■ Written problem
Reproduce the records below word for word, beginning with the first line and continuing through the line that contains "intro-line: Your login".

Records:
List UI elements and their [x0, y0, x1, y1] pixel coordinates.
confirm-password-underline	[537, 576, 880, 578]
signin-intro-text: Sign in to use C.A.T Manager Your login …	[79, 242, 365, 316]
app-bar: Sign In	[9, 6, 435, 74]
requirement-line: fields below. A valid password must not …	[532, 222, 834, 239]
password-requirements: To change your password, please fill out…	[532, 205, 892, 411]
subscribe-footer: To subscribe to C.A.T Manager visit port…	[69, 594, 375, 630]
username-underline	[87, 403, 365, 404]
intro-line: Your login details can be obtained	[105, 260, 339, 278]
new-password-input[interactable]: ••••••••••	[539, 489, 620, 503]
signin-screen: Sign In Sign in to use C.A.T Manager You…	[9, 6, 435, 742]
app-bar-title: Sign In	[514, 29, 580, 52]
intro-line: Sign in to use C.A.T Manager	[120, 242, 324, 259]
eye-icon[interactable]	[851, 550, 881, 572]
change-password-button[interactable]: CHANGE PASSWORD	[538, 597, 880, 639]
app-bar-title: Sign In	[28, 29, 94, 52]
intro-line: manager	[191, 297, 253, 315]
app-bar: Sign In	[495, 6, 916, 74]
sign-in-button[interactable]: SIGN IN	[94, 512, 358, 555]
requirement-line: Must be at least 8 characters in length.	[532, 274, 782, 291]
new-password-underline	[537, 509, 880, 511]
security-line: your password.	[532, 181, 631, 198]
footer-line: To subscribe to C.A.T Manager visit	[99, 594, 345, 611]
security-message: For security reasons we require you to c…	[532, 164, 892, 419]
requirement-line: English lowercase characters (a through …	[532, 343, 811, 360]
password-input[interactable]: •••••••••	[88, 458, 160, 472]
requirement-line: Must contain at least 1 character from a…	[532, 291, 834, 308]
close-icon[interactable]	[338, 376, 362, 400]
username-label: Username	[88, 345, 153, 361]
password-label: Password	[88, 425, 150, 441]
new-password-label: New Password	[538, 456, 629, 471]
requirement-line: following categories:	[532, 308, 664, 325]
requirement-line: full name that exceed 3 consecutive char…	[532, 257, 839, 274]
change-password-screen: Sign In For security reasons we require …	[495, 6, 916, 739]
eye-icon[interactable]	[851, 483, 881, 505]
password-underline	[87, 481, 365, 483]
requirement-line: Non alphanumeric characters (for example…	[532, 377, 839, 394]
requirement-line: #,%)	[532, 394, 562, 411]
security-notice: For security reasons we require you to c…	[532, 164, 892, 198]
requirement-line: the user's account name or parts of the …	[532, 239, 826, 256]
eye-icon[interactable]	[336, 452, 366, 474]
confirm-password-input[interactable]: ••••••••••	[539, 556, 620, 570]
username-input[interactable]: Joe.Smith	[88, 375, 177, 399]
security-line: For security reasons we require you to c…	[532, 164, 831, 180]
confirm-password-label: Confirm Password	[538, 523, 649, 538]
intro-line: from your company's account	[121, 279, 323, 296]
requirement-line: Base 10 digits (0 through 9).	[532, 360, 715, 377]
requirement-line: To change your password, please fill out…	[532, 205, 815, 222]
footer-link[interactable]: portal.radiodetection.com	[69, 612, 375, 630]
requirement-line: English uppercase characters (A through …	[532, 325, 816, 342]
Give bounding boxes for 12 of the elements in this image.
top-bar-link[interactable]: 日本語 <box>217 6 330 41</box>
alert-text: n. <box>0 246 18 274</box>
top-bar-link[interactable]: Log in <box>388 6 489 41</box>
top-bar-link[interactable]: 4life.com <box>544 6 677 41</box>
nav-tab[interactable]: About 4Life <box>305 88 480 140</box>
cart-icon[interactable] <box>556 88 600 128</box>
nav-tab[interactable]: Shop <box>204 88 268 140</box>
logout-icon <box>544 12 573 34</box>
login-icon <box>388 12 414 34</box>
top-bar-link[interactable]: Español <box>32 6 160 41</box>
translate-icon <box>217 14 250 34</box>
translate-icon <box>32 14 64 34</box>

■ Written solution
List UI elements and their [x0, y0, x1, y1] pixel coordinates.
confirm-password-underline	[537, 576, 880, 578]
signin-intro-text: Sign in to use C.A.T Manager Your login …	[79, 242, 365, 316]
app-bar: Sign In	[9, 6, 435, 74]
requirement-line: fields below. A valid password must not …	[532, 222, 834, 239]
password-requirements: To change your password, please fill out…	[532, 205, 892, 411]
subscribe-footer: To subscribe to C.A.T Manager visit port…	[69, 594, 375, 630]
username-underline	[87, 403, 365, 404]
intro-line: Your login details can be obtained	[105, 260, 339, 278]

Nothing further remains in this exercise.